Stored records
__________
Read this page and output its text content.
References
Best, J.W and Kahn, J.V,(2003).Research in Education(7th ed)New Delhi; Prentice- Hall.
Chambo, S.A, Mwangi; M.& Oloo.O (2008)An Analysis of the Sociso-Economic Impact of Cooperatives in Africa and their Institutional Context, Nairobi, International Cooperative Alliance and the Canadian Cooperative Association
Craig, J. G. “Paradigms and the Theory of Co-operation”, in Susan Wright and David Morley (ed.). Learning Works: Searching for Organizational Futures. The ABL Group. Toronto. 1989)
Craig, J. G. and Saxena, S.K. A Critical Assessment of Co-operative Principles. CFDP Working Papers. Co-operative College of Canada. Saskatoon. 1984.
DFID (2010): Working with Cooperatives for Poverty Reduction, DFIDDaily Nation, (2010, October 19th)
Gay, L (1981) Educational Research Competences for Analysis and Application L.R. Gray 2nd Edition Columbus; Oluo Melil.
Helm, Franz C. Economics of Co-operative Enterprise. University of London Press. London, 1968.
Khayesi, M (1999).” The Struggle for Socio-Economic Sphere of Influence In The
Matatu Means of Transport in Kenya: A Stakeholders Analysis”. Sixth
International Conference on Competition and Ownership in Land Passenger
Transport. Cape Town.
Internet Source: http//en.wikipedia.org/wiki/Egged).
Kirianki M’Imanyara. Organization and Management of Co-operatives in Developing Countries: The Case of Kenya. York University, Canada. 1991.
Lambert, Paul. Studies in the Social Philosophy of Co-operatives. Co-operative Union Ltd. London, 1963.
__________
Copy the material above back out, exactly as written.

**Response for this exercise:**
Read this page and output its text content.
References
Best, J.W and Kahn, J.V,(2003).Research in Education(7th ed)New Delhi; Prentice- Hall.
Chambo, S.A, Mwangi; M.& Oloo.O (2008)An Analysis of the Sociso-Economic Impact of Cooperatives in Africa and their Institutional Context, Nairobi, International Cooperative Alliance and the Canadian Cooperative Association
Craig, J. G. “Paradigms and the Theory of Co-operation”, in Susan Wright and David Morley (ed.). Learning Works: Searching for Organizational Futures. The ABL Group. Toronto. 1989)
Craig, J. G. and Saxena, S.K. A Critical Assessment of Co-operative Principles. CFDP Working Papers. Co-operative College of Canada. Saskatoon. 1984.
DFID (2010): Working with Cooperatives for Poverty Reduction, DFIDDaily Nation, (2010, October 19th)
Gay, L (1981) Educational Research Competences for Analysis and Application L.R. Gray 2nd Edition Columbus; Oluo Melil.
Helm, Franz C. Economics of Co-operative Enterprise. University of London Press. London, 1968.
Khayesi, M (1999).” The Struggle for Socio-Economic Sphere of Influence In The
Matatu Means of Transport in Kenya: A Stakeholders Analysis”. Sixth
International Conference on Competition and Ownership in Land Passenger
Transport. Cape Town.
Internet Source: http//en.wikipedia.org/wiki/Egged).
Kirianki M’Imanyara. Organization and Management of Co-operatives in Developing Countries: The Case of Kenya. York University, Canada. 1991.
Lambert, Paul. Studies in the Social Philosophy of Co-operatives. Co-operative Union Ltd. London, 1963.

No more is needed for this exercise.